Exercise brief — Wherever a line holds the word "Seat", copy that line out.

Data supplied —
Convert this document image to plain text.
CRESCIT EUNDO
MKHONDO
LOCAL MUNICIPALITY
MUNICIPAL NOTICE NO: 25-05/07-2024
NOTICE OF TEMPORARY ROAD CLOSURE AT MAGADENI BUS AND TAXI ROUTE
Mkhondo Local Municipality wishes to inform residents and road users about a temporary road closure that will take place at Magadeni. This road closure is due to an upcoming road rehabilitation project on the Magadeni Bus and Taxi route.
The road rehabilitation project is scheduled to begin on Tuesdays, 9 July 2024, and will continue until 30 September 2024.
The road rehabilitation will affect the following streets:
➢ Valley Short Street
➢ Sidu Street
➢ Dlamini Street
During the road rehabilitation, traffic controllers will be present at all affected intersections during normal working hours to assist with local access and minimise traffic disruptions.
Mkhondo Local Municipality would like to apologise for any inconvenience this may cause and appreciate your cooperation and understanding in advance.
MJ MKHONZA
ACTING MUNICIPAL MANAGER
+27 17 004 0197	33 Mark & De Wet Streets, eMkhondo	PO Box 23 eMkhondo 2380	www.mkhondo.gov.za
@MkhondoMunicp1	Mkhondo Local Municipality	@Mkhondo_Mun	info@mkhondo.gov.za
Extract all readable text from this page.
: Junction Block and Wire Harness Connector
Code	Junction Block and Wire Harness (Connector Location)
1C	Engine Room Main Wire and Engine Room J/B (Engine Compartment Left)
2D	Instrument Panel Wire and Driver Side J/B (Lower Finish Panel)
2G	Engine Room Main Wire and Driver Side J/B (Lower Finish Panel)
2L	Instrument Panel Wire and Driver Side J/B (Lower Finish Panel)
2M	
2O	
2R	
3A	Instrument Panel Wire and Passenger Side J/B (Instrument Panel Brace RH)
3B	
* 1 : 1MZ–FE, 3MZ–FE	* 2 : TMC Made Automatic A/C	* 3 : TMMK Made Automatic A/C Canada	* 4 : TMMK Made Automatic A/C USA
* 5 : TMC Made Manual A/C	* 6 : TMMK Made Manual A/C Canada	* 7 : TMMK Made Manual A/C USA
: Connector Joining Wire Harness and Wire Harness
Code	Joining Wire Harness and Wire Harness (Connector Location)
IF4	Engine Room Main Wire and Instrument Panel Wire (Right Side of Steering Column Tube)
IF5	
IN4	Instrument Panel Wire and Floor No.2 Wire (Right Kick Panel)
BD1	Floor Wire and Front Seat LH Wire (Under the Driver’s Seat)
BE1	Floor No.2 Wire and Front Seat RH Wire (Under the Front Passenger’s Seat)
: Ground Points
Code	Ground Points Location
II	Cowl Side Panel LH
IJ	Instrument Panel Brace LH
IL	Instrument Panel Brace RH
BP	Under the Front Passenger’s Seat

Problem solution —
BD1	Floor Wire and Front Seat LH Wire (Under the Driver’s Seat)
BE1	Floor No.2 Wire and Front Seat RH Wire (Under the Front Passenger’s Seat)
BP	Under the Front Passenger’s Seat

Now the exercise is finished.